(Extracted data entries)
^^^^^^^^^^^^^^^^

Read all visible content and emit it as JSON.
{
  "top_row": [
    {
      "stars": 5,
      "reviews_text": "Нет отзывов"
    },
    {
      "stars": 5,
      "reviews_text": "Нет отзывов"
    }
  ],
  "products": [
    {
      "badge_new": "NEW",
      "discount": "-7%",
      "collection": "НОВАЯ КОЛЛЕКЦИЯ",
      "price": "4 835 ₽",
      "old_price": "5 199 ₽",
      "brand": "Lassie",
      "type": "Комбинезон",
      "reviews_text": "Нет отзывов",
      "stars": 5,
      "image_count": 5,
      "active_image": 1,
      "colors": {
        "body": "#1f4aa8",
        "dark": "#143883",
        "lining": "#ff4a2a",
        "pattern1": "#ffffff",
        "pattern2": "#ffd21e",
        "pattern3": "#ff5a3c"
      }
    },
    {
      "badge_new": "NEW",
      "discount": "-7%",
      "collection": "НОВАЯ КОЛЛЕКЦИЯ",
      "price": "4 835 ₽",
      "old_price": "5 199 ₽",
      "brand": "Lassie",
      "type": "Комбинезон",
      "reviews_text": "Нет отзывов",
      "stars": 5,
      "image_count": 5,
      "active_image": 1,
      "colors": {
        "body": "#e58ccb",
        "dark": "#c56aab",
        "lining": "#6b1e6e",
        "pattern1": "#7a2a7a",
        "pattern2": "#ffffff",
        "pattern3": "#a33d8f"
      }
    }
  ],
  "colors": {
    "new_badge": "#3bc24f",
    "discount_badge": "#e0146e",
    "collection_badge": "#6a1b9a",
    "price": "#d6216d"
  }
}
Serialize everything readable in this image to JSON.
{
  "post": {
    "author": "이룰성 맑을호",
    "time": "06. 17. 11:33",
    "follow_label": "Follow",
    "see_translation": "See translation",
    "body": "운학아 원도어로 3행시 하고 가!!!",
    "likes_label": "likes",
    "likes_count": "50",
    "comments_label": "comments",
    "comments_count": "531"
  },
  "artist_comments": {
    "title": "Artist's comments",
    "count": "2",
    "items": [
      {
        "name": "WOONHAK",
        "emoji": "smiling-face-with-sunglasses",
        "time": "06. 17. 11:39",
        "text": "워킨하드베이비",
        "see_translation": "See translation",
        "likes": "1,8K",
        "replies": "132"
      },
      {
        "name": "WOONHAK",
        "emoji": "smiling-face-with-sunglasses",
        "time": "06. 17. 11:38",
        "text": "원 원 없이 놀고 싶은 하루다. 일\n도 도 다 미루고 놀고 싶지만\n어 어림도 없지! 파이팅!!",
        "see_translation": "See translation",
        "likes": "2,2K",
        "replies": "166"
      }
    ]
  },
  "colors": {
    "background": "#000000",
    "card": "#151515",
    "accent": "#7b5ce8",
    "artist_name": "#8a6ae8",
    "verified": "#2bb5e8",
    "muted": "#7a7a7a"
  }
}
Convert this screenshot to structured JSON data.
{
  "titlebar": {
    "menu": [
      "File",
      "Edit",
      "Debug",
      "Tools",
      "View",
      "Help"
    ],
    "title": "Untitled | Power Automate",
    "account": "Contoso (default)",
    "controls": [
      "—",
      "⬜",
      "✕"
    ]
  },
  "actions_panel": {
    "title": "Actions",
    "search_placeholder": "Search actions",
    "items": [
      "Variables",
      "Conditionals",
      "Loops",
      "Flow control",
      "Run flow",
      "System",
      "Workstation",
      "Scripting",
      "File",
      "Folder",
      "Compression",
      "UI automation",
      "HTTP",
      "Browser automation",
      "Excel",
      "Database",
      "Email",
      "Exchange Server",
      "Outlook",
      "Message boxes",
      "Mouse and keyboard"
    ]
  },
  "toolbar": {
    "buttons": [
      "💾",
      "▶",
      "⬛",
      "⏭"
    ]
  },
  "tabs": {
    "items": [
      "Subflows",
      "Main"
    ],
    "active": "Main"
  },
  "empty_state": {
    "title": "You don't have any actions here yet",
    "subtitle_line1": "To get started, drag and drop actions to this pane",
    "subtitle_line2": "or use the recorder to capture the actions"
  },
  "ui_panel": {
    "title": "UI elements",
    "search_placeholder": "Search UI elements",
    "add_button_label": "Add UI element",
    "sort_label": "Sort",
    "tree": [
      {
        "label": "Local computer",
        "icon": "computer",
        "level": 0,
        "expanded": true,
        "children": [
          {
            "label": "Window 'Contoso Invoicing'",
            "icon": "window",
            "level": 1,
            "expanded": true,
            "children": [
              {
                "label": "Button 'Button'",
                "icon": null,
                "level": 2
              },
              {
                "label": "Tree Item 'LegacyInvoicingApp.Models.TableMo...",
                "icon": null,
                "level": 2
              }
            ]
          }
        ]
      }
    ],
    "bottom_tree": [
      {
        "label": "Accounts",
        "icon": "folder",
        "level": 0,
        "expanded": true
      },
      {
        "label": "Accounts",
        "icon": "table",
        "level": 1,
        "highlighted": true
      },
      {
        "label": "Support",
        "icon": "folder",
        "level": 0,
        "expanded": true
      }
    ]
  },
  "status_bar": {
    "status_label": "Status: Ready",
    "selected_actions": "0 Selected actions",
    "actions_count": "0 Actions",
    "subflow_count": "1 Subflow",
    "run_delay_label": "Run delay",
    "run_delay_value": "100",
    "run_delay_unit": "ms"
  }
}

^^^^^^^^^^^^^^^^

[Exercise brief]
Extract all of the data shown above and repeat it verbatim.

[Written solution]
Read all visible content and emit it as JSON.
{
  "top_row": [
    {
      "stars": 5,
      "reviews_text": "Нет отзывов"
    },
    {
      "stars": 5,
      "reviews_text": "Нет отзывов"
    }
  ],
  "products": [
    {
      "badge_new": "NEW",
      "discount": "-7%",
      "collection": "НОВАЯ КОЛЛЕКЦИЯ",
      "price": "4 835 ₽",
      "old_price": "5 199 ₽",
      "brand": "Lassie",
      "type": "Комбинезон",
      "reviews_text": "Нет отзывов",
      "stars": 5,
      "image_count": 5,
      "active_image": 1,
      "colors": {
        "body": "#1f4aa8",
        "dark": "#143883",
        "lining": "#ff4a2a",
        "pattern1": "#ffffff",
        "pattern2": "#ffd21e",
        "pattern3": "#ff5a3c"
      }
    },
    {
      "badge_new": "NEW",
      "discount": "-7%",
      "collection": "НОВАЯ КОЛЛЕКЦИЯ",
      "price": "4 835 ₽",
      "old_price": "5 199 ₽",
      "brand": "Lassie",
      "type": "Комбинезон",
      "reviews_text": "Нет отзывов",
      "stars": 5,
      "image_count": 5,
      "active_image": 1,
      "colors": {
        "body": "#e58ccb",
        "dark": "#c56aab",
        "lining": "#6b1e6e",
        "pattern1": "#7a2a7a",
        "pattern2": "#ffffff",
        "pattern3": "#a33d8f"
      }
    }
  ],
  "colors": {
    "new_badge": "#3bc24f",
    "discount_badge": "#e0146e",
    "collection_badge": "#6a1b9a",
    "price": "#d6216d"
  }
}
Serialize everything readable in this image to JSON.
{
  "post": {
    "author": "이룰성 맑을호",
    "time": "06. 17. 11:33",
    "follow_label": "Follow",
    "see_translation": "See translation",
    "body": "운학아 원도어로 3행시 하고 가!!!",
    "likes_label": "likes",
    "likes_count": "50",
    "comments_label": "comments",
    "comments_count": "531"
  },
  "artist_comments": {
    "title": "Artist's comments",
    "count": "2",
    "items": [
      {
        "name": "WOONHAK",
        "emoji": "smiling-face-with-sunglasses",
        "time": "06. 17. 11:39",
        "text": "워킨하드베이비",
        "see_translation": "See translation",
        "likes": "1,8K",
        "replies": "132"
      },
      {
        "name": "WOONHAK",
        "emoji": "smiling-face-with-sunglasses",
        "time": "06. 17. 11:38",
        "text": "원 원 없이 놀고 싶은 하루다. 일\n도 도 다 미루고 놀고 싶지만\n어 어림도 없지! 파이팅!!",
        "see_translation": "See translation",
        "likes": "2,2K",
        "replies": "166"
      }
    ]
  },
  "colors": {
    "background": "#000000",
    "card": "#151515",
    "accent": "#7b5ce8",
    "artist_name": "#8a6ae8",
    "verified": "#2bb5e8",
    "muted": "#7a7a7a"
  }
}
Convert this screenshot to structured JSON data.
{
  "titlebar": {
    "menu": [
      "File",
      "Edit",
      "Debug",
      "Tools",
      "View",
      "Help"
    ],
    "title": "Untitled | Power Automate",
    "account": "Contoso (default)",
    "controls": [
      "—",
      "⬜",
      "✕"
    ]
  },
  "actions_panel": {
    "title": "Actions",
    "search_placeholder": "Search actions",
    "items": [
      "Variables",
      "Conditionals",
      "Loops",
      "Flow control",
      "Run flow",
      "System",
      "Workstation",
      "Scripting",
      "File",
      "Folder",
      "Compression",
      "UI automation",
      "HTTP",
      "Browser automation",
      "Excel",
      "Database",
      "Email",
      "Exchange Server",
      "Outlook",
      "Message boxes",
      "Mouse and keyboard"
    ]
  },
  "toolbar": {
    "buttons": [
      "💾",
      "▶",
      "⬛",
      "⏭"
    ]
  },
  "tabs": {
    "items": [
      "Subflows",
      "Main"
    ],
    "active": "Main"
  },
  "empty_state": {
    "title": "You don't have any actions here yet",
    "subtitle_line1": "To get started, drag and drop actions to this pane",
    "subtitle_line2": "or use the recorder to capture the actions"
  },
  "ui_panel": {
    "title": "UI elements",
    "search_placeholder": "Search UI elements",
    "add_button_label": "Add UI element",
    "sort_label": "Sort",
    "tree": [
      {
        "label": "Local computer",
        "icon": "computer",
        "level": 0,
        "expanded": true,
        "children": [
          {
            "label": "Window 'Contoso Invoicing'",
            "icon": "window",
            "level": 1,
            "expanded": true,
            "children": [
              {
                "label": "Button 'Button'",
                "icon": null,
                "level": 2
              },
              {
                "label": "Tree Item 'LegacyInvoicingApp.Models.TableMo...",
                "icon": null,
                "level": 2
              }
            ]
          }
        ]
      }
    ],
    "bottom_tree": [
      {
        "label": "Accounts",
        "icon": "folder",
        "level": 0,
        "expanded": true
      },
      {
        "label": "Accounts",
        "icon": "table",
        "level": 1,
        "highlighted": true
      },
      {
        "label": "Support",
        "icon": "folder",
        "level": 0,
        "expanded": true
      }
    ]
  },
  "status_bar": {
    "status_label": "Status: Ready",
    "selected_actions": "0 Selected actions",
    "actions_count": "0 Actions",
    "subflow_count": "1 Subflow",
    "run_delay_label": "Run delay",
    "run_delay_value": "100",
    "run_delay_unit": "ms"
  }
}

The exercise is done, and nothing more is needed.